Objective:
From the listing below, pull out the lines that hold "наук".

Provided records:
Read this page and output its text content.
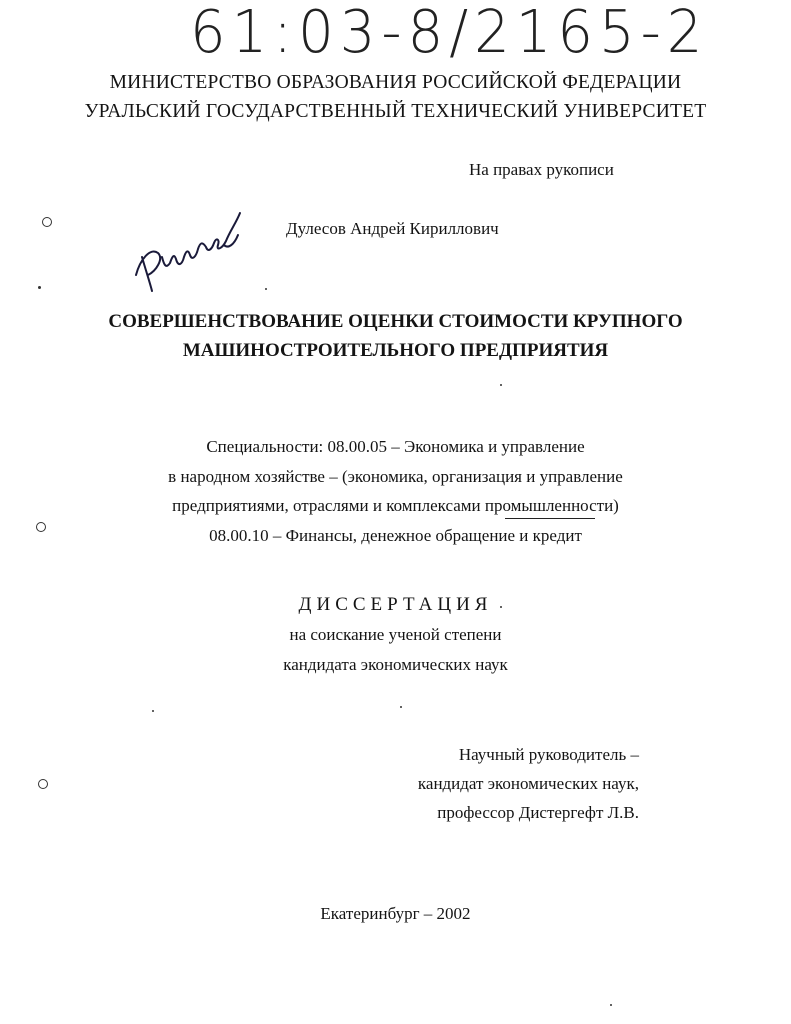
61:03-8/2165-2
МИНИСТЕРСТВО ОБРАЗОВАНИЯ РОССИЙСКОЙ ФЕДЕРАЦИИ
УРАЛЬСКИЙ ГОСУДАРСТВЕННЫЙ ТЕХНИЧЕСКИЙ УНИВЕРСИТЕТ
На правах рукописи
Дулесов Андрей Кириллович
СОВЕРШЕНСТВОВАНИЕ ОЦЕНКИ СТОИМОСТИ КРУПНОГО
МАШИНОСТРОИТЕЛЬНОГО ПРЕДПРИЯТИЯ
Специальности: 08.00.05 – Экономика и управление
в народном хозяйстве – (экономика, организация и управление
предприятиями, отраслями и комплексами промышленности)
08.00.10 – Финансы, денежное обращение и кредит
ДИССЕРТАЦИЯ
на соискание ученой степени
кандидата экономических наук
Научный руководитель –
кандидат экономических наук,
профессор Дистергефт Л.В.
Екатеринбург – 2002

Completed task:
кандидата экономических наук
кандидат экономических наук,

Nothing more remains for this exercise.